§ **Source**:

>>>>>

Architecture

A transparent proxy built on a high-performance, async architecture designed to add ~100μs overhead while providing production-grade observability and resilience.

High-Level Overview

ScryData sits between your application and database, transparently intercepting and forwarding queries while extracting metadata for observability:

┌──────────┐         ┌────────────────────────────┐         ┌──────────┐
│          │         │       scry-proxy           │         │          │
│  Client  │────────▶│  - Circuit Breaker         │────────▶│ Postgres │
│  (App)   │◀────────│  - Connection Pool         │◀────────│ Database │
│          │         │  - Event Publisher         │         │          │
└──────────┘         └────────────────────────────┘         └──────────┘
                                  │                                │
                                  │ Query Events                   │ Logical Replication
                                  │ (async)                        │
                                  ▼                                ▼
                     ┌─────────────────────────────────────────────────────┐
                     │                  scry-platform                       │
                     │  - Query Analysis                                    │
                     │  - Shadow Database                                   │
                     │  - Migration Validation                              │
                     └─────────────────────────────────────────────────────┘
                                  ▲
                                  │ Schema + Data
                                  │ (rate-limited)

<<<<<

§ **Information shown**:

>>>>>

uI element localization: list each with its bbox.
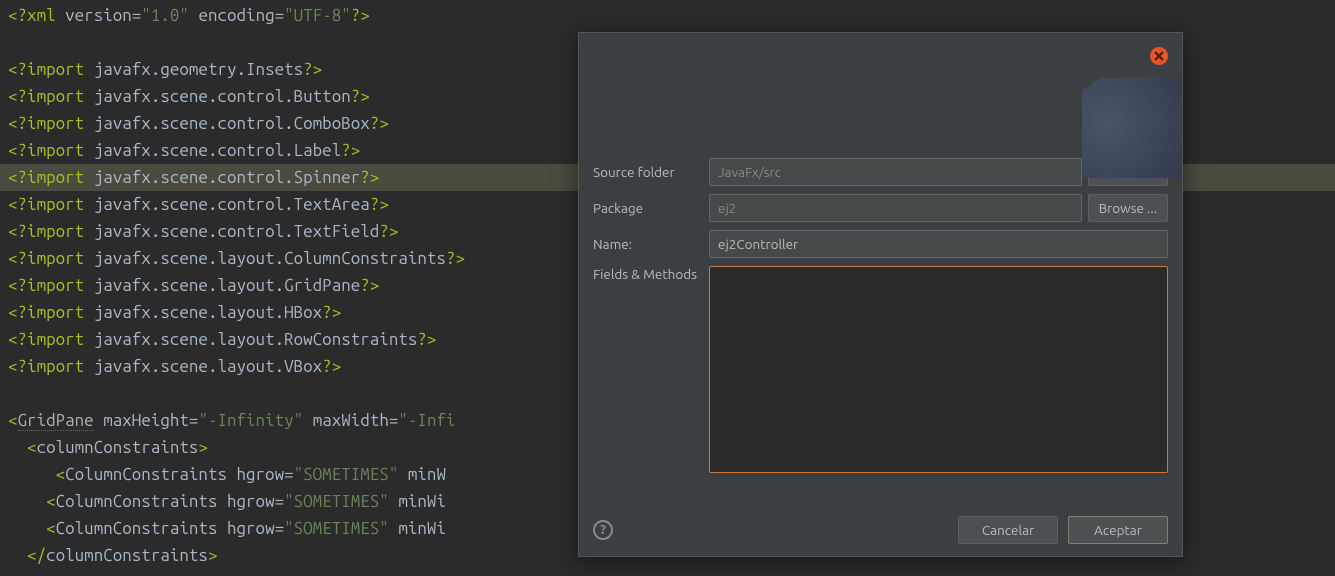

<<<<<

§ **Exercise details**: From the architecture page, extract the passage that opens with the words containing "A transparent proxy" and closes with "observability and resilience.". The listing is separate material and has no connection to the architecture page.

§ **Expected output**:
A transparent proxy built on a high-performance, async architecture designed to add ~100μs overhead while providing production-grade observability and resilience.